_EXERCISE REQUIREMENTS_:
Output every entry exactly, from the first line to the last.

(Stored entries)
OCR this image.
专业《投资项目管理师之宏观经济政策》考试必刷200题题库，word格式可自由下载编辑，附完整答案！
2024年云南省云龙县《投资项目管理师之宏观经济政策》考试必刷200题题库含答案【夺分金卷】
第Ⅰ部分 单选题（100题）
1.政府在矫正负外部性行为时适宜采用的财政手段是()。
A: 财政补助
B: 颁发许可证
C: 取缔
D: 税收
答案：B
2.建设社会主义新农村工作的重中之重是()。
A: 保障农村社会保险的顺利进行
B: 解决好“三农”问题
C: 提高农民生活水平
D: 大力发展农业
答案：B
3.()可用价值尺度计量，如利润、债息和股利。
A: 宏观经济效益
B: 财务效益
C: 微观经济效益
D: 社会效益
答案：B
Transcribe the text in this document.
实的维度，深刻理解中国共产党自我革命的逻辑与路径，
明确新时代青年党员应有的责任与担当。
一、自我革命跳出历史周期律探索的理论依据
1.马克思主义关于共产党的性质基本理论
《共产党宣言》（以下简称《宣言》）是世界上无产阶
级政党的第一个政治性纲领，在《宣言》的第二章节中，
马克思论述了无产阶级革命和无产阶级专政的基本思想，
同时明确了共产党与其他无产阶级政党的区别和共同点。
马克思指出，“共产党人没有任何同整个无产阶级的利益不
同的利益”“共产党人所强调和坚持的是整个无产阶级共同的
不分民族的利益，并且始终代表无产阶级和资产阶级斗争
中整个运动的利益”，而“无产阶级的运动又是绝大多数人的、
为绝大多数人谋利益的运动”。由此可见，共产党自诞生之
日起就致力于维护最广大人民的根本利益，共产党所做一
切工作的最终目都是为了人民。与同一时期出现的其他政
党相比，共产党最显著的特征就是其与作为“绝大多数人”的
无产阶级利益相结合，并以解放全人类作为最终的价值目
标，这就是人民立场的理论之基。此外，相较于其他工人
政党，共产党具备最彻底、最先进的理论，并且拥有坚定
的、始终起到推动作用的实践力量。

_IN RESPONSE_:
OCR this image.
专业《投资项目管理师之宏观经济政策》考试必刷200题题库，word格式可自由下载编辑，附完整答案！
2024年云南省云龙县《投资项目管理师之宏观经济政策》考试必刷200题题库含答案【夺分金卷】
第Ⅰ部分 单选题（100题）
1.政府在矫正负外部性行为时适宜采用的财政手段是()。
A: 财政补助
B: 颁发许可证
C: 取缔
D: 税收
答案：B
2.建设社会主义新农村工作的重中之重是()。
A: 保障农村社会保险的顺利进行
B: 解决好“三农”问题
C: 提高农民生活水平
D: 大力发展农业
答案：B
3.()可用价值尺度计量，如利润、债息和股利。
A: 宏观经济效益
B: 财务效益
C: 微观经济效益
D: 社会效益
答案：B
Transcribe the text in this document.
实的维度，深刻理解中国共产党自我革命的逻辑与路径，
明确新时代青年党员应有的责任与担当。
一、自我革命跳出历史周期律探索的理论依据
1.马克思主义关于共产党的性质基本理论
《共产党宣言》（以下简称《宣言》）是世界上无产阶
级政党的第一个政治性纲领，在《宣言》的第二章节中，
马克思论述了无产阶级革命和无产阶级专政的基本思想，
同时明确了共产党与其他无产阶级政党的区别和共同点。
马克思指出，“共产党人没有任何同整个无产阶级的利益不
同的利益”“共产党人所强调和坚持的是整个无产阶级共同的
不分民族的利益，并且始终代表无产阶级和资产阶级斗争
中整个运动的利益”，而“无产阶级的运动又是绝大多数人的、
为绝大多数人谋利益的运动”。由此可见，共产党自诞生之
日起就致力于维护最广大人民的根本利益，共产党所做一
切工作的最终目都是为了人民。与同一时期出现的其他政
党相比，共产党最显著的特征就是其与作为“绝大多数人”的
无产阶级利益相结合，并以解放全人类作为最终的价值目
标，这就是人民立场的理论之基。此外，相较于其他工人
政党，共产党具备最彻底、最先进的理论，并且拥有坚定
的、始终起到推动作用的实践力量。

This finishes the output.